··· DATASET ROWS ···
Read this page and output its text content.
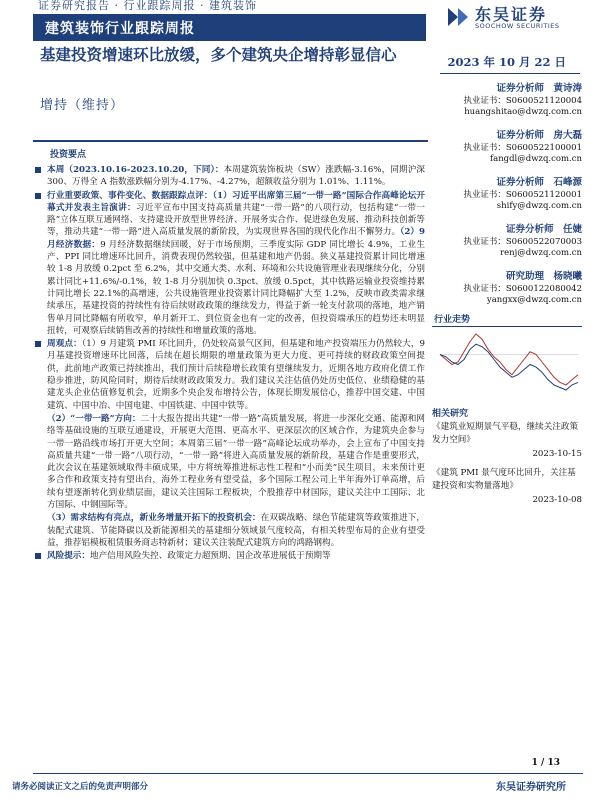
证券研究报告 · 行业跟踪周报 · 建筑装饰
建筑装饰行业跟踪周报
东吴证券
SOOCHOW SECURITIES
基建投资增速环比放缓，多个建筑央企增持彰显信心
增持（维持）
2023 年 10 月 22 日
证券分析师　黄诗涛
执业证书：S0600521120004
huangshitao@dwzq.com.cn
证券分析师　房大磊
执业证书：S0600522100001
fangdl@dwzq.com.cn
证券分析师　石峰源
执业证书：S0600521120001
shify@dwzq.com.cn
证券分析师　任婕
执业证书：S0600522070003
renj@dwzq.com.cn
研究助理　杨晓曦
执业证书：S0600122080042
yangxx@dwzq.com.cn
行业走势
相关研究
《建筑业短期景气平稳，继续关注政策发力空间》
2023-10-15
《建筑 PMI 景气度环比回升，关注基建投资和实物量落地》
2023-10-08
投资要点
本周（2023.10.16-2023.10.20，下同）：本周建筑装饰板块（SW）涨跌幅-3.16%，同期沪深 300、万得全 A 指数涨跌幅分别为-4.17%、-4.27%，超额收益分别为 1.01%、1.11%。
行业重要政策、事件变化、数据跟踪点评：（1）习近平出席第三届“一带一路”国际合作高峰论坛开幕式并发表主旨演讲：习近平宣布中国支持高质量共建“一带一路”的八项行动，包括构建“一带一路”立体互联互通网络、支持建设开放型世界经济、开展务实合作、促进绿色发展、推动科技创新等等，推动共建“一带一路”进入高质量发展的新阶段，为实现世界各国的现代化作出不懈努力。（2）9 月经济数据：9 月经济数据继续回暖，好于市场预期，三季度实际 GDP 同比增长 4.9%，工业生产、PPI 同比增速环比回升，消费表现仍然较强，但基建和地产仍弱。狭义基建投资累计同比增速较 1-8 月放缓 0.2pct 至 6.2%，其中交通大类、水利、环境和公共设施管理业表现继续分化，分别累计同比+11.6%/-0.1%，较 1-8 月分别加快 0.3pct、放缓 0.5pct，其中铁路运输业投资维持累计同比增长 22.1%的高增速，公共设施管理业投资累计同比降幅扩大至 1.2%，反映市政类需求继续承压，基建投资的持续性有待后续财政政策的继续发力，得益于新一轮支付款项的落地，地产销售单月同比降幅有所收窄，单月新开工、到位资金也有一定的改善，但投资端承压的趋势还未明显扭转，可观察后续销售改善的持续性和增量政策的落地。
周观点：（1）9 月建筑 PMI 环比回升，仍处较高景气区间，但基建和地产投资端压力仍然较大，9 月基建投资增速环比回落，后续在超长期限的增量政策为更大力度、更可持续的财政政策空间提供，此前地产政策已持续推出，我们预计后续稳增长政策有望继续发力，近期各地方政府化债工作稳步推进，防风险同时，期待后续财政政策发力。我们建议关注估值仍处历史低位、业绩稳健的基建龙头企业估值修复机会，近期多个央企发布增持公告，体现长期发展信心，推荐中国交建、中国建筑、中国中冶、中国电建、中国铁建、中国中铁等。
（2）“一带一路”方向：二十大报告提出共建“一带一路”高质量发展，将进一步深化交通、能源和网络等基础设施的互联互通建设，开展更大范围、更高水平、更深层次的区域合作，为建筑央企参与一带一路沿线市场打开更大空间；本周第三届“一带一路”高峰论坛成功举办，会上宣布了中国支持高质量共建“一带一路”八项行动，“一带一路”将进入高质量发展的新阶段，基建合作是重要形式，此次会议在基建领域取得丰硕成果，中方将统筹推进标志性工程和“小而美”民生项目，未来预计更多合作和政策支持有望出台，海外工程业务有望受益，多个国际工程公司上半年海外订单高增，后续有望逐渐转化到业绩层面，建议关注国际工程板块，个股推荐中材国际，建议关注中工国际、北方国际、中钢国际等。
（3）需求结构有亮点，新业务增量开拓下的投资机会：在双碳战略、绿色节能建筑等政策推进下，装配式建筑、节能降碳以及新能源相关的基建细分领域景气度较高，有相关转型布局的企业有望受益，推荐铝模板租赁服务商志特新材；建议关注装配式建筑方向的鸿路钢构。
风险提示：地产信用风险失控、政策定力超预期、国企改革进展低于预期等
1 / 13
请务必阅读正文之后的免责声明部分	东吴证券研究所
···
» AIM OF THE TASK: Make an exact copy of all the material, but keep the pictures out of it.

» FULL ANSWER:
Read this page and output its text content.
证券研究报告 · 行业跟踪周报 · 建筑装饰
建筑装饰行业跟踪周报
东吴证券
SOOCHOW SECURITIES
基建投资增速环比放缓，多个建筑央企增持彰显信心
增持（维持）
2023 年 10 月 22 日
证券分析师　黄诗涛
执业证书：S0600521120004
huangshitao@dwzq.com.cn
证券分析师　房大磊
执业证书：S0600522100001
fangdl@dwzq.com.cn
证券分析师　石峰源
执业证书：S0600521120001
shify@dwzq.com.cn
证券分析师　任婕
执业证书：S0600522070003
renj@dwzq.com.cn
研究助理　杨晓曦
执业证书：S0600122080042
yangxx@dwzq.com.cn
行业走势
相关研究
《建筑业短期景气平稳，继续关注政策发力空间》
2023-10-15
《建筑 PMI 景气度环比回升，关注基建投资和实物量落地》
2023-10-08
投资要点
本周（2023.10.16-2023.10.20，下同）：本周建筑装饰板块（SW）涨跌幅-3.16%，同期沪深 300、万得全 A 指数涨跌幅分别为-4.17%、-4.27%，超额收益分别为 1.01%、1.11%。
行业重要政策、事件变化、数据跟踪点评：（1）习近平出席第三届“一带一路”国际合作高峰论坛开幕式并发表主旨演讲：习近平宣布中国支持高质量共建“一带一路”的八项行动，包括构建“一带一路”立体互联互通网络、支持建设开放型世界经济、开展务实合作、促进绿色发展、推动科技创新等等，推动共建“一带一路”进入高质量发展的新阶段，为实现世界各国的现代化作出不懈努力。（2）9 月经济数据：9 月经济数据继续回暖，好于市场预期，三季度实际 GDP 同比增长 4.9%，工业生产、PPI 同比增速环比回升，消费表现仍然较强，但基建和地产仍弱。狭义基建投资累计同比增速较 1-8 月放缓 0.2pct 至 6.2%，其中交通大类、水利、环境和公共设施管理业表现继续分化，分别累计同比+11.6%/-0.1%，较 1-8 月分别加快 0.3pct、放缓 0.5pct，其中铁路运输业投资维持累计同比增长 22.1%的高增速，公共设施管理业投资累计同比降幅扩大至 1.2%，反映市政类需求继续承压，基建投资的持续性有待后续财政政策的继续发力，得益于新一轮支付款项的落地，地产销售单月同比降幅有所收窄，单月新开工、到位资金也有一定的改善，但投资端承压的趋势还未明显扭转，可观察后续销售改善的持续性和增量政策的落地。
周观点：（1）9 月建筑 PMI 环比回升，仍处较高景气区间，但基建和地产投资端压力仍然较大，9 月基建投资增速环比回落，后续在超长期限的增量政策为更大力度、更可持续的财政政策空间提供，此前地产政策已持续推出，我们预计后续稳增长政策有望继续发力，近期各地方政府化债工作稳步推进，防风险同时，期待后续财政政策发力。我们建议关注估值仍处历史低位、业绩稳健的基建龙头企业估值修复机会，近期多个央企发布增持公告，体现长期发展信心，推荐中国交建、中国建筑、中国中冶、中国电建、中国铁建、中国中铁等。
（2）“一带一路”方向：二十大报告提出共建“一带一路”高质量发展，将进一步深化交通、能源和网络等基础设施的互联互通建设，开展更大范围、更高水平、更深层次的区域合作，为建筑央企参与一带一路沿线市场打开更大空间；本周第三届“一带一路”高峰论坛成功举办，会上宣布了中国支持高质量共建“一带一路”八项行动，“一带一路”将进入高质量发展的新阶段，基建合作是重要形式，此次会议在基建领域取得丰硕成果，中方将统筹推进标志性工程和“小而美”民生项目，未来预计更多合作和政策支持有望出台，海外工程业务有望受益，多个国际工程公司上半年海外订单高增，后续有望逐渐转化到业绩层面，建议关注国际工程板块，个股推荐中材国际，建议关注中工国际、北方国际、中钢国际等。
（3）需求结构有亮点，新业务增量开拓下的投资机会：在双碳战略、绿色节能建筑等政策推进下，装配式建筑、节能降碳以及新能源相关的基建细分领域景气度较高，有相关转型布局的企业有望受益，推荐铝模板租赁服务商志特新材；建议关注装配式建筑方向的鸿路钢构。
风险提示：地产信用风险失控、政策定力超预期、国企改革进展低于预期等
1 / 13
请务必阅读正文之后的免责声明部分	东吴证券研究所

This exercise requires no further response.